(Extracted data entries)
--
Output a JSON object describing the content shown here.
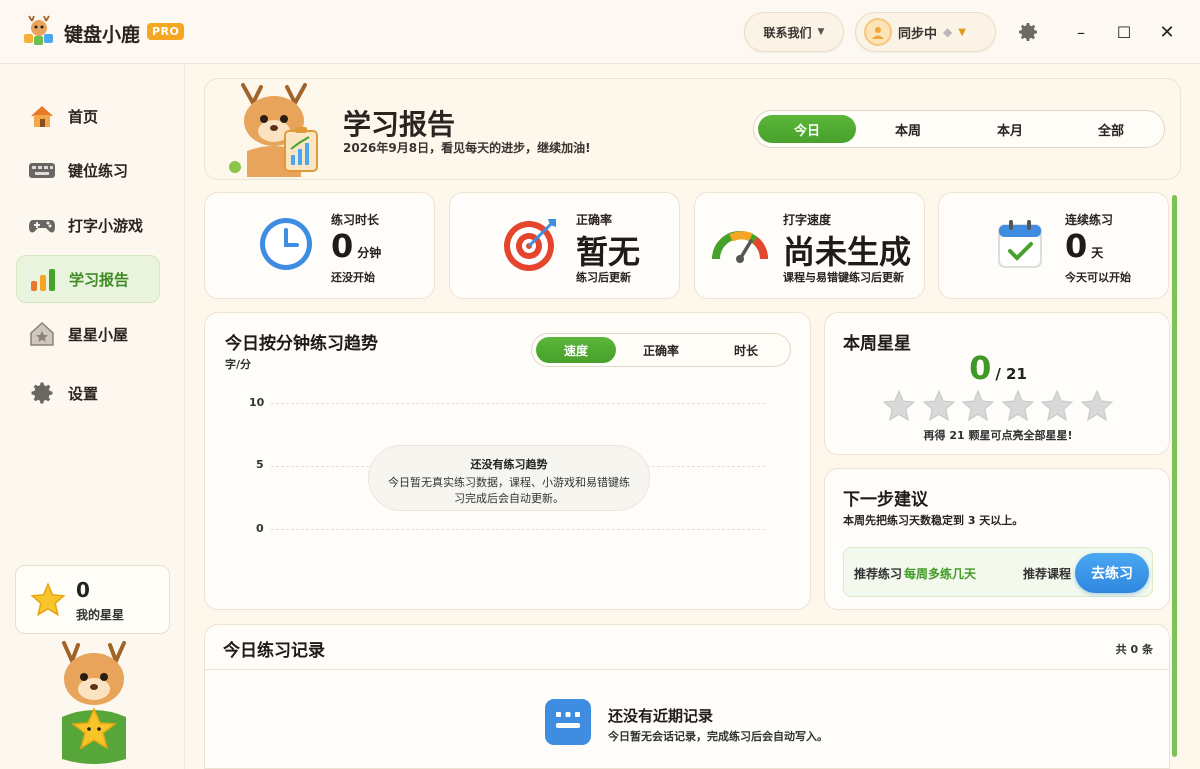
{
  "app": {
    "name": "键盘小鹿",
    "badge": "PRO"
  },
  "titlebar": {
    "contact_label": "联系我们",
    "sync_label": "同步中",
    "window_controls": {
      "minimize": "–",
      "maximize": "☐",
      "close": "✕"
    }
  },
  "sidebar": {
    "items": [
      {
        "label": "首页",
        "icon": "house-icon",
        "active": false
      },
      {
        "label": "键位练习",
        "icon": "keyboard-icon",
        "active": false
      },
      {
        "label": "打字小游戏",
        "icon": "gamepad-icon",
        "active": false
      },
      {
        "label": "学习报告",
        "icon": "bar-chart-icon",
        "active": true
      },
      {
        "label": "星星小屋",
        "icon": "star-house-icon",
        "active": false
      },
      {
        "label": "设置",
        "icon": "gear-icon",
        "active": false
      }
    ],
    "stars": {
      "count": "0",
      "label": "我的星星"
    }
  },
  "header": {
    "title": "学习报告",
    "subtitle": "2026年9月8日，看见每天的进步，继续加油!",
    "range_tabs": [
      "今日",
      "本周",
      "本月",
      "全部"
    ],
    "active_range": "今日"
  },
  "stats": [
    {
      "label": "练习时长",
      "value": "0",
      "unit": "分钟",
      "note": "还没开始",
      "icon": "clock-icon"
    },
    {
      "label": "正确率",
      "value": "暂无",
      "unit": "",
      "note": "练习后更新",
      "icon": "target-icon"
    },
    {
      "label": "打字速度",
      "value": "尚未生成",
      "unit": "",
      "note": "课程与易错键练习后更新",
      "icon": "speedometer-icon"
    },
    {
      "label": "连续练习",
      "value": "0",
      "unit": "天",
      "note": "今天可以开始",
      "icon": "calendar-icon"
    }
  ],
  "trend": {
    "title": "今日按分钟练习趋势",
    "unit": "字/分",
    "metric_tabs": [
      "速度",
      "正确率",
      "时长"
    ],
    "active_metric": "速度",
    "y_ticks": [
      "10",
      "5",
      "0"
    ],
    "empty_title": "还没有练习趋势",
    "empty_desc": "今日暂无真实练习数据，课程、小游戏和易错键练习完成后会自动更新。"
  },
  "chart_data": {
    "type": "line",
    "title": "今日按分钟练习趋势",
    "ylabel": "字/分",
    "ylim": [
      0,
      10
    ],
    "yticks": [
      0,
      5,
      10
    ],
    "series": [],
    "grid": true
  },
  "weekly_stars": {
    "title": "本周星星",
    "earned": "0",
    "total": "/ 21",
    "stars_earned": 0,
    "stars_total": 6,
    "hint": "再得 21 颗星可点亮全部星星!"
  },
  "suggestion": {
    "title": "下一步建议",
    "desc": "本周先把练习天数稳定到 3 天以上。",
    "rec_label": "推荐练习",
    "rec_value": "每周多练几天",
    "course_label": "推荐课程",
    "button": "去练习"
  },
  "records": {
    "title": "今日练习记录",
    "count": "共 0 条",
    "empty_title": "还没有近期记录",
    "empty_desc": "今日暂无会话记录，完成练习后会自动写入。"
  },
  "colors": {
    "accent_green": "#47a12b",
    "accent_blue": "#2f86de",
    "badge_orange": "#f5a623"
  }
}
--
## Task description:
Exact duplication of all the records is required; pictures are omitted from the copy.

## Exercise response:
Output a JSON object describing the content shown here.
{
  "app": {
    "name": "键盘小鹿",
    "badge": "PRO"
  },
  "titlebar": {
    "contact_label": "联系我们",
    "sync_label": "同步中",
    "window_controls": {
      "minimize": "–",
      "maximize": "☐",
      "close": "✕"
    }
  },
  "sidebar": {
    "items": [
      {
        "label": "首页",
        "icon": "house-icon",
        "active": false
      },
      {
        "label": "键位练习",
        "icon": "keyboard-icon",
        "active": false
      },
      {
        "label": "打字小游戏",
        "icon": "gamepad-icon",
        "active": false
      },
      {
        "label": "学习报告",
        "icon": "bar-chart-icon",
        "active": true
      },
      {
        "label": "星星小屋",
        "icon": "star-house-icon",
        "active": false
      },
      {
        "label": "设置",
        "icon": "gear-icon",
        "active": false
      }
    ],
    "stars": {
      "count": "0",
      "label": "我的星星"
    }
  },
  "header": {
    "title": "学习报告",
    "subtitle": "2026年9月8日，看见每天的进步，继续加油!",
    "range_tabs": [
      "今日",
      "本周",
      "本月",
      "全部"
    ],
    "active_range": "今日"
  },
  "stats": [
    {
      "label": "练习时长",
      "value": "0",
      "unit": "分钟",
      "note": "还没开始",
      "icon": "clock-icon"
    },
    {
      "label": "正确率",
      "value": "暂无",
      "unit": "",
      "note": "练习后更新",
      "icon": "target-icon"
    },
    {
      "label": "打字速度",
      "value": "尚未生成",
      "unit": "",
      "note": "课程与易错键练习后更新",
      "icon": "speedometer-icon"
    },
    {
      "label": "连续练习",
      "value": "0",
      "unit": "天",
      "note": "今天可以开始",
      "icon": "calendar-icon"
    }
  ],
  "trend": {
    "title": "今日按分钟练习趋势",
    "unit": "字/分",
    "metric_tabs": [
      "速度",
      "正确率",
      "时长"
    ],
    "active_metric": "速度",
    "y_ticks": [
      "10",
      "5",
      "0"
    ],
    "empty_title": "还没有练习趋势",
    "empty_desc": "今日暂无真实练习数据，课程、小游戏和易错键练习完成后会自动更新。"
  },
  "chart_data": {
    "type": "line",
    "title": "今日按分钟练习趋势",
    "ylabel": "字/分",
    "ylim": [
      0,
      10
    ],
    "yticks": [
      0,
      5,
      10
    ],
    "series": [],
    "grid": true
  },
  "weekly_stars": {
    "title": "本周星星",
    "earned": "0",
    "total": "/ 21",
    "stars_earned": 0,
    "stars_total": 6,
    "hint": "再得 21 颗星可点亮全部星星!"
  },
  "suggestion": {
    "title": "下一步建议",
    "desc": "本周先把练习天数稳定到 3 天以上。",
    "rec_label": "推荐练习",
    "rec_value": "每周多练几天",
    "course_label": "推荐课程",
    "button": "去练习"
  },
  "records": {
    "title": "今日练习记录",
    "count": "共 0 条",
    "empty_title": "还没有近期记录",
    "empty_desc": "今日暂无会话记录，完成练习后会自动写入。"
  },
  "colors": {
    "accent_green": "#47a12b",
    "accent_blue": "#2f86de",
    "badge_orange": "#f5a623"
  }
}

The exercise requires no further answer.